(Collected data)
** BEGIN **

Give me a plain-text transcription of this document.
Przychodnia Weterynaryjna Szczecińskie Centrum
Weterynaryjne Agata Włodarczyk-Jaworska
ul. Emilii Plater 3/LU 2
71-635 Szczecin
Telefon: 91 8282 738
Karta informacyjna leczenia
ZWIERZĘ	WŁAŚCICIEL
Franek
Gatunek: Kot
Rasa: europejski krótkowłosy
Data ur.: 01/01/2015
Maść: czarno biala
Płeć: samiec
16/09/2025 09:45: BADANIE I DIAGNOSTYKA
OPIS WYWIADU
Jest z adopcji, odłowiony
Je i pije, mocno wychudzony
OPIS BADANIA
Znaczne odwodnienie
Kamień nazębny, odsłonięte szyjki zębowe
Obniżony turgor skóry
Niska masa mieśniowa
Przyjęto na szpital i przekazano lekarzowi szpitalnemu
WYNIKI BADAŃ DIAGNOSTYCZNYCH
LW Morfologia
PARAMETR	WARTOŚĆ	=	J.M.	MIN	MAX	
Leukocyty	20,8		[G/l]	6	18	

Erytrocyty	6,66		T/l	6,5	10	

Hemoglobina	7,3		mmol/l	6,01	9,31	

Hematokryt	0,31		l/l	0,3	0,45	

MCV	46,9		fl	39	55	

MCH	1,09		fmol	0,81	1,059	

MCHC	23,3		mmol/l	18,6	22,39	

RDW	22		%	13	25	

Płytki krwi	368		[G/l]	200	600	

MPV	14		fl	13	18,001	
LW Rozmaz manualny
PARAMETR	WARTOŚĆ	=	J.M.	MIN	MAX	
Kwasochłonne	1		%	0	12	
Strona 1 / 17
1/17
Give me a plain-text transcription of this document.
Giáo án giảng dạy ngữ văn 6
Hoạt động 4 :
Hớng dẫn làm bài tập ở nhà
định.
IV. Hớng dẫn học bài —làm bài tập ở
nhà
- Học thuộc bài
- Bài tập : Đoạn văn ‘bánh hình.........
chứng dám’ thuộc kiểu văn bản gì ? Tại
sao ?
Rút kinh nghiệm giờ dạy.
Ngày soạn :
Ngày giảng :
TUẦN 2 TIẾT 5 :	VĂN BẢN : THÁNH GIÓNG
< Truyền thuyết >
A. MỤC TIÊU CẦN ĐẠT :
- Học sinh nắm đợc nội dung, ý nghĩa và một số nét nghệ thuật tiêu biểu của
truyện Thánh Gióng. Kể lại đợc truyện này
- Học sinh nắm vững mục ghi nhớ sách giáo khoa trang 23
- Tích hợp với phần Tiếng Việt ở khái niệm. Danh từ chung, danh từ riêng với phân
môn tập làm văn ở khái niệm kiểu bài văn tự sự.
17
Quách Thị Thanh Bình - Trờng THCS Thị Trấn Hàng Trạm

** END **

# Problem to work on
Check all the records above and select each line where the string "niệm" is found.

# Response for this exercise
- Tích hợp với phần Tiếng Việt ở khái niệm. Danh từ chung, danh từ riêng với phân
môn tập làm văn ở khái niệm kiểu bài văn tự sự.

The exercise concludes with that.